» **Task description**: Can you copy every line of the entries below word for word, leaving the pictures out?

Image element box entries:
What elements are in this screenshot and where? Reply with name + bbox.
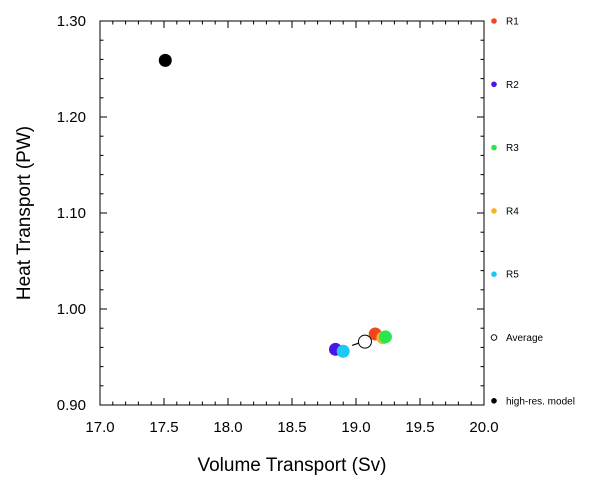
legend-marker-r4 <box>491 208 497 214</box>
legend-label-r4: R4 <box>506 206 519 217</box>
legend-label-average: Average <box>506 333 544 344</box>
x-tick-label: 20.0 <box>469 419 498 436</box>
data-points <box>158 53 392 358</box>
legend-label-high-res-model: high-res. model <box>506 396 575 407</box>
legend-label-r1: R1 <box>506 17 519 28</box>
legend-marker-r2 <box>491 81 497 88</box>
y-tick-label: 1.20 <box>57 109 86 126</box>
legend-marker-r5 <box>491 271 497 278</box>
point-high-res-model <box>158 53 172 67</box>
point-average <box>357 334 372 349</box>
x-tick-label: 19.0 <box>341 419 370 436</box>
legend-marker-r1 <box>491 18 497 24</box>
x-axis-title: Volume Transport (Sv) <box>197 455 386 476</box>
x-tick-label: 18.0 <box>213 419 242 436</box>
y-tick-label: 1.30 <box>57 13 86 30</box>
legend-label-r2: R2 <box>506 80 519 91</box>
x-tick-labels: 17.0 17.5 18.0 18.5 19.0 19.5 20.0 <box>85 419 498 436</box>
x-tick-label: 17.0 <box>85 419 114 436</box>
y-tick-label: 1.00 <box>57 301 86 318</box>
y-tick-labels: 0.90 1.00 1.10 1.20 1.30 <box>57 13 86 414</box>
legend-marker-r3 <box>491 144 497 151</box>
x-tick-label: 18.5 <box>277 419 306 436</box>
legend-label-r5: R5 <box>506 270 519 281</box>
legend: R1 R2 R3 R4 R5 Average high-res. model <box>490 17 575 407</box>
x-tick-label: 17.5 <box>149 419 178 436</box>
axis-ticks <box>99 20 485 406</box>
legend-label-r3: R3 <box>506 143 519 154</box>
x-tick-label: 19.5 <box>405 419 434 436</box>
plot-frame <box>99 20 485 406</box>
point-r3 <box>378 330 392 344</box>
y-tick-label: 0.90 <box>57 397 86 414</box>
point-r5 <box>336 344 350 358</box>
y-tick-label: 1.10 <box>57 205 86 222</box>
y-axis-title: Heat Transport (PW) <box>14 126 35 300</box>
legend-marker-average <box>490 334 498 341</box>
legend-marker-high-res-model <box>491 398 497 404</box>
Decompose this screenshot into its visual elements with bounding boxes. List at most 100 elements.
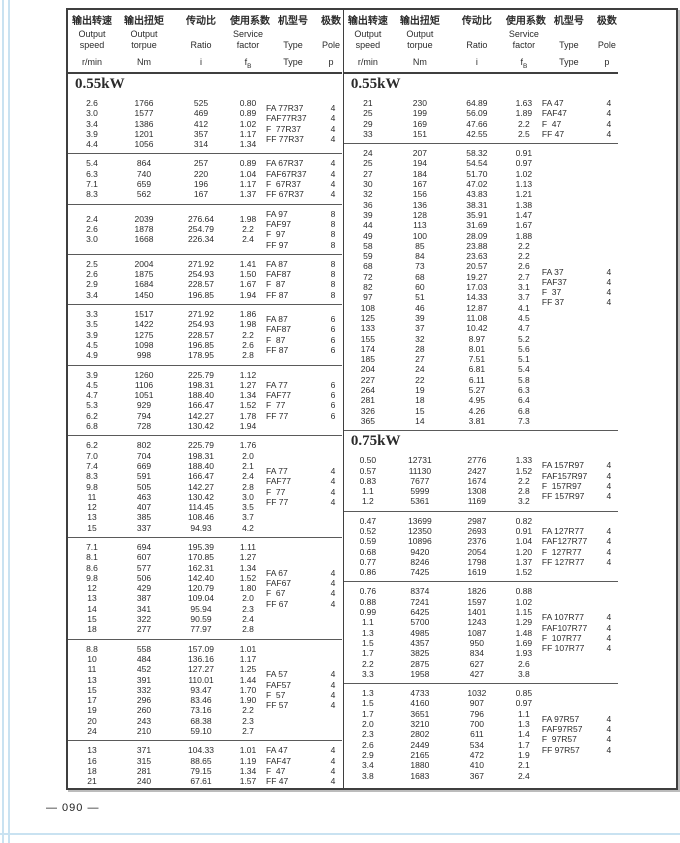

» **The response**:
What elements are in this screenshot and where? Reply with name + bbox.
legend-marker-r4 <box>491 208 497 214</box>
legend-label-r4: R4 <box>506 206 519 217</box>
legend-label-average: Average <box>506 333 544 344</box>
x-tick-label: 20.0 <box>469 419 498 436</box>
data-points <box>158 53 392 358</box>
legend-label-high-res-model: high-res. model <box>506 396 575 407</box>
legend-label-r1: R1 <box>506 17 519 28</box>
legend-marker-r2 <box>491 81 497 88</box>
y-tick-label: 1.20 <box>57 109 86 126</box>
legend-marker-r5 <box>491 271 497 278</box>
point-high-res-model <box>158 53 172 67</box>
point-average <box>357 334 372 349</box>
x-tick-label: 19.0 <box>341 419 370 436</box>
legend-marker-r1 <box>491 18 497 24</box>
x-axis-title: Volume Transport (Sv) <box>197 455 386 476</box>
x-tick-label: 18.0 <box>213 419 242 436</box>
y-tick-label: 1.30 <box>57 13 86 30</box>
legend-label-r2: R2 <box>506 80 519 91</box>
x-tick-labels: 17.0 17.5 18.0 18.5 19.0 19.5 20.0 <box>85 419 498 436</box>
x-tick-label: 17.0 <box>85 419 114 436</box>
y-tick-label: 1.00 <box>57 301 86 318</box>
y-tick-labels: 0.90 1.00 1.10 1.20 1.30 <box>57 13 86 414</box>
legend-marker-r3 <box>491 144 497 151</box>
x-tick-label: 18.5 <box>277 419 306 436</box>
legend-label-r5: R5 <box>506 270 519 281</box>
legend: R1 R2 R3 R4 R5 Average high-res. model <box>490 17 575 407</box>
x-tick-label: 17.5 <box>149 419 178 436</box>
axis-ticks <box>99 20 485 406</box>
legend-label-r3: R3 <box>506 143 519 154</box>
x-tick-label: 19.5 <box>405 419 434 436</box>
plot-frame <box>99 20 485 406</box>
point-r3 <box>378 330 392 344</box>
y-tick-label: 0.90 <box>57 397 86 414</box>
point-r5 <box>336 344 350 358</box>
y-tick-label: 1.10 <box>57 205 86 222</box>
y-axis-title: Heat Transport (PW) <box>14 126 35 300</box>
legend-marker-average <box>490 334 498 341</box>
legend-marker-high-res-model <box>491 398 497 404</box>
Decompose this screenshot into its visual elements with bounding boxes. List at most 100 elements.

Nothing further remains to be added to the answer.